(Collected data entries)
· · · · ·
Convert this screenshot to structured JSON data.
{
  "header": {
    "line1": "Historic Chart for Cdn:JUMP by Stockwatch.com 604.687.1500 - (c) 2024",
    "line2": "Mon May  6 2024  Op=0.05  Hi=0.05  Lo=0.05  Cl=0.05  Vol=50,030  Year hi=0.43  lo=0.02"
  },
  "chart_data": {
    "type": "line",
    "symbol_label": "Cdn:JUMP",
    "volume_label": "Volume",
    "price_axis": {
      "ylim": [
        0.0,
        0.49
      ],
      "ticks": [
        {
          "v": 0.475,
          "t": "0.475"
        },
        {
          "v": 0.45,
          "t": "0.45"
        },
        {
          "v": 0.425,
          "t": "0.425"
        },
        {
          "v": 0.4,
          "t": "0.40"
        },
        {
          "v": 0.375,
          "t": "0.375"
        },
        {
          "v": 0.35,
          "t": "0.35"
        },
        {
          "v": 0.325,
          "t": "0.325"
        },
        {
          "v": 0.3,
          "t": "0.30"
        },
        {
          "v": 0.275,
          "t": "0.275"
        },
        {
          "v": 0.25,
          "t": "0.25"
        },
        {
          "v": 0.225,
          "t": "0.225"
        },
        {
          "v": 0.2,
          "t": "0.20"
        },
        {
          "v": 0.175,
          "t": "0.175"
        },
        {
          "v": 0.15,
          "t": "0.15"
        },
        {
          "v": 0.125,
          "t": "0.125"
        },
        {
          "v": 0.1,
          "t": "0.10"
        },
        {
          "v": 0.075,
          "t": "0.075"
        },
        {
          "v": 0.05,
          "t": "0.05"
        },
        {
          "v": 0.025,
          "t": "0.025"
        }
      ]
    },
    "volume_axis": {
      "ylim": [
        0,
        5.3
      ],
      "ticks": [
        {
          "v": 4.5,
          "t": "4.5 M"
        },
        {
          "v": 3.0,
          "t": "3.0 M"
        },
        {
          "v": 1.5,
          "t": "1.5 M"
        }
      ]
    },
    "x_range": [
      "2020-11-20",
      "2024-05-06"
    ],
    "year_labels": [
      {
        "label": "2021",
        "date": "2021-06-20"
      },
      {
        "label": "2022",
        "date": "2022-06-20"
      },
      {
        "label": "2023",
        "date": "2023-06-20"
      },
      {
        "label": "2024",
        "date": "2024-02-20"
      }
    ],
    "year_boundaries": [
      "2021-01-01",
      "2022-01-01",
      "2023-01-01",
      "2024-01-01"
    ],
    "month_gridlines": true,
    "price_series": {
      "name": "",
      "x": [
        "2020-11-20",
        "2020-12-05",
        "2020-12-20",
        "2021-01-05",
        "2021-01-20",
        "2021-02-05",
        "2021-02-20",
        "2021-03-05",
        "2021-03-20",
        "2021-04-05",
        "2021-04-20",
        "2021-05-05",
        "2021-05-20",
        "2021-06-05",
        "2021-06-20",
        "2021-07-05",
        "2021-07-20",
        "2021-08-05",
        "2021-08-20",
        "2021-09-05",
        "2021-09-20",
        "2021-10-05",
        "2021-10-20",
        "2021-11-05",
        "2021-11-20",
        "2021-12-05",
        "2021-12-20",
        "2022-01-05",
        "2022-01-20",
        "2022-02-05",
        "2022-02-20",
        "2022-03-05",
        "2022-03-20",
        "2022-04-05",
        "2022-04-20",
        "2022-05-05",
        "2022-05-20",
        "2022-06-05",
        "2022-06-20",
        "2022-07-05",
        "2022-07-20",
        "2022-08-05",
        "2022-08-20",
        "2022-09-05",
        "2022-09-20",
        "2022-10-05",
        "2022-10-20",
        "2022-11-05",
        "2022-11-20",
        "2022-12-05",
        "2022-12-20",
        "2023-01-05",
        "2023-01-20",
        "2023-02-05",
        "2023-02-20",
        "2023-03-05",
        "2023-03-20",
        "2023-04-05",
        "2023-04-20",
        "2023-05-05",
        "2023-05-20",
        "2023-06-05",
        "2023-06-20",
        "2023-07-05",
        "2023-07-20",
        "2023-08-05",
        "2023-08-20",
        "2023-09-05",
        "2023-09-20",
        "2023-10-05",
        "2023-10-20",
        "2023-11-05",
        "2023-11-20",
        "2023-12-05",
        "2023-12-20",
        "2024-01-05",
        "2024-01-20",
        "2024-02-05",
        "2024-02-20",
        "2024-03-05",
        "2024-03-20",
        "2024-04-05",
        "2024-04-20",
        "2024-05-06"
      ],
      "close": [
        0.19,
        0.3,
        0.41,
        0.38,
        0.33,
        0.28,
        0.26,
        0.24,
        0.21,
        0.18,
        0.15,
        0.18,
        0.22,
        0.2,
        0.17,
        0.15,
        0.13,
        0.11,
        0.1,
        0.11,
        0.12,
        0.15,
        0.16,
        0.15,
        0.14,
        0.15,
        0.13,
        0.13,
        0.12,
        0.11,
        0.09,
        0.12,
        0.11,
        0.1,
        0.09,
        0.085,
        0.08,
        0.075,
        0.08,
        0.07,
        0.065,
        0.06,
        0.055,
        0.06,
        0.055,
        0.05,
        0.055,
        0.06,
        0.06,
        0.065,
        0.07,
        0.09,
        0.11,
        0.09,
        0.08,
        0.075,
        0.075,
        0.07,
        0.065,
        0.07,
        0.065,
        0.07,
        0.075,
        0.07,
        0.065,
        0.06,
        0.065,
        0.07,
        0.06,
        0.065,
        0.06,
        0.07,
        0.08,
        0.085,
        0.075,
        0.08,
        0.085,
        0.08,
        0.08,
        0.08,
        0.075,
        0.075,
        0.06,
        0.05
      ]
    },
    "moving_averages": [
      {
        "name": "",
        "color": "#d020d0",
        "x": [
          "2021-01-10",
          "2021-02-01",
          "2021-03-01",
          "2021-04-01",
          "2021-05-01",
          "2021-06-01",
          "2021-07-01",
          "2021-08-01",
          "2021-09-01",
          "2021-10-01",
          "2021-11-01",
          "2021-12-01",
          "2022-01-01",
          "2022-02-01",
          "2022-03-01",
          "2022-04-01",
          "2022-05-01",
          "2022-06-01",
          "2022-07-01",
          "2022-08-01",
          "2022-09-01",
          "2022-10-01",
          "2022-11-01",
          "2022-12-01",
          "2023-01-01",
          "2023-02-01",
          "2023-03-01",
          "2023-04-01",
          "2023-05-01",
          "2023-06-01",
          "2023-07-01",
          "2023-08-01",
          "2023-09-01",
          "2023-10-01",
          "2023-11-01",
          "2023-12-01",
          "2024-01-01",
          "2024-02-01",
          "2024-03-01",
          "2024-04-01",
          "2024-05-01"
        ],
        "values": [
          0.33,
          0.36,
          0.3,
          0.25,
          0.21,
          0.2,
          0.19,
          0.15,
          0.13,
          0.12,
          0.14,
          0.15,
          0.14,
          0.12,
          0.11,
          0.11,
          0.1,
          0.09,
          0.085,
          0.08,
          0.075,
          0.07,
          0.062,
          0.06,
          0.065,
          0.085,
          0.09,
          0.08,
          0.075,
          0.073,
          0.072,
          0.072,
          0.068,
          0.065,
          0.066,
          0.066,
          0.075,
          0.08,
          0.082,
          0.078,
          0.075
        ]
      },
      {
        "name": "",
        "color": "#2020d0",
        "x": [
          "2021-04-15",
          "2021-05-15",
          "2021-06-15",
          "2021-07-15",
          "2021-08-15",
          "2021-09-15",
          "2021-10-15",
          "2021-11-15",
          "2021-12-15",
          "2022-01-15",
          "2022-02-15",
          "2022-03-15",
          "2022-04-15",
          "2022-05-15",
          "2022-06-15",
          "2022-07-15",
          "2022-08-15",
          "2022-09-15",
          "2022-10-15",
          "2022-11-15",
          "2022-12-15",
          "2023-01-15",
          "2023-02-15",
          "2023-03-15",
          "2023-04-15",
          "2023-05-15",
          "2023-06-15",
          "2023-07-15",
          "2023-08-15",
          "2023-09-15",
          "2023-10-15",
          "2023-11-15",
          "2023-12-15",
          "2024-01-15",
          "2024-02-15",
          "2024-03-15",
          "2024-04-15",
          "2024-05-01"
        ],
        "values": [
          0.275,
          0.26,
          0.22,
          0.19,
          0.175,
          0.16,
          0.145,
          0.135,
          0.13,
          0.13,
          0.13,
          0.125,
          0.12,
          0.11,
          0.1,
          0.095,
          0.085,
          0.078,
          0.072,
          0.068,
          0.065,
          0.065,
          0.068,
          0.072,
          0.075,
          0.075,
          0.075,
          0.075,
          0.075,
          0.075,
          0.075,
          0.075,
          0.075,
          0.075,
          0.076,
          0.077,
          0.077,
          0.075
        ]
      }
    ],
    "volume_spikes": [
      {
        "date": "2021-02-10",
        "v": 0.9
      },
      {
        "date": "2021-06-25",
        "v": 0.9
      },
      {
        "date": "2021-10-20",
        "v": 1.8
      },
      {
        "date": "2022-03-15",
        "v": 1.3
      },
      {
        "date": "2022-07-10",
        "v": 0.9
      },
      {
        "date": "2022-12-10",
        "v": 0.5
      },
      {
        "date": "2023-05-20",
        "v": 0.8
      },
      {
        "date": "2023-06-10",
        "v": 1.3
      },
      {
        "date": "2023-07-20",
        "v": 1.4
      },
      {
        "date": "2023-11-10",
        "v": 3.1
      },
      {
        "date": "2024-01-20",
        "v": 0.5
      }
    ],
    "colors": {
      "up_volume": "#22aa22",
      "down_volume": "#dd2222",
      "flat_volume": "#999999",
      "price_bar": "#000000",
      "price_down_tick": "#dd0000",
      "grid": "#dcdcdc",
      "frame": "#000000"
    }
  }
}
· · · · ·
[PROBLEM]:
Say how many lines of the listing above contain "JUMP", with no other words.

[EXERCISE OUTPUT]:
2